* ITEMS:
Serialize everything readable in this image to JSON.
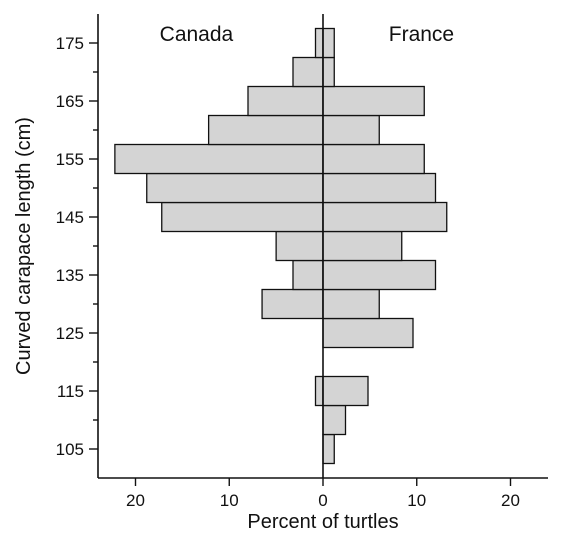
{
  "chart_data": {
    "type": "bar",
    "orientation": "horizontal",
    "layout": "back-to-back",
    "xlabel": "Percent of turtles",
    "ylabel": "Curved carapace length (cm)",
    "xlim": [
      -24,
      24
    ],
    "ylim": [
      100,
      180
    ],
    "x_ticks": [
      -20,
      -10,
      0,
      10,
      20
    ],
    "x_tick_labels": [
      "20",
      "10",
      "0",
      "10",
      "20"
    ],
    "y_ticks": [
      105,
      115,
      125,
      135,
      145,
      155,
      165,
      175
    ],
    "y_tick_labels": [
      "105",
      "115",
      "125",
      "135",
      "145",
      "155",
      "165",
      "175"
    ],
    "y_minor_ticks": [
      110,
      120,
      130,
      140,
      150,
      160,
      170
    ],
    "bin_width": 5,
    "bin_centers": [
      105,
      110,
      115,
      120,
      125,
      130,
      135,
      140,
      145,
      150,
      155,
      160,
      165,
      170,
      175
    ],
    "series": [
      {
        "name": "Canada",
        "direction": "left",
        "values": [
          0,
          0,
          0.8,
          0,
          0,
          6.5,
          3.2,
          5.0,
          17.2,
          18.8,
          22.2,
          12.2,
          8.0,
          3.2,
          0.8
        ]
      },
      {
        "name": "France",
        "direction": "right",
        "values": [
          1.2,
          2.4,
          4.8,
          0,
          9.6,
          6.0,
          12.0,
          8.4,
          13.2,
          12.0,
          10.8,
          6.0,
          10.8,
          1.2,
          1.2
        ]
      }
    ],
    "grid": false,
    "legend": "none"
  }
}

* WORK REQUIRED: Reproduce each line of the records exactly, and omit every picture.

* SOLUTION TO THE PROBLEM:
Serialize everything readable in this image to JSON.
{
  "chart_data": {
    "type": "bar",
    "orientation": "horizontal",
    "layout": "back-to-back",
    "xlabel": "Percent of turtles",
    "ylabel": "Curved carapace length (cm)",
    "xlim": [
      -24,
      24
    ],
    "ylim": [
      100,
      180
    ],
    "x_ticks": [
      -20,
      -10,
      0,
      10,
      20
    ],
    "x_tick_labels": [
      "20",
      "10",
      "0",
      "10",
      "20"
    ],
    "y_ticks": [
      105,
      115,
      125,
      135,
      145,
      155,
      165,
      175
    ],
    "y_tick_labels": [
      "105",
      "115",
      "125",
      "135",
      "145",
      "155",
      "165",
      "175"
    ],
    "y_minor_ticks": [
      110,
      120,
      130,
      140,
      150,
      160,
      170
    ],
    "bin_width": 5,
    "bin_centers": [
      105,
      110,
      115,
      120,
      125,
      130,
      135,
      140,
      145,
      150,
      155,
      160,
      165,
      170,
      175
    ],
    "series": [
      {
        "name": "Canada",
        "direction": "left",
        "values": [
          0,
          0,
          0.8,
          0,
          0,
          6.5,
          3.2,
          5.0,
          17.2,
          18.8,
          22.2,
          12.2,
          8.0,
          3.2,
          0.8
        ]
      },
      {
        "name": "France",
        "direction": "right",
        "values": [
          1.2,
          2.4,
          4.8,
          0,
          9.6,
          6.0,
          12.0,
          8.4,
          13.2,
          12.0,
          10.8,
          6.0,
          10.8,
          1.2,
          1.2
        ]
      }
    ],
    "grid": false,
    "legend": "none"
  }
}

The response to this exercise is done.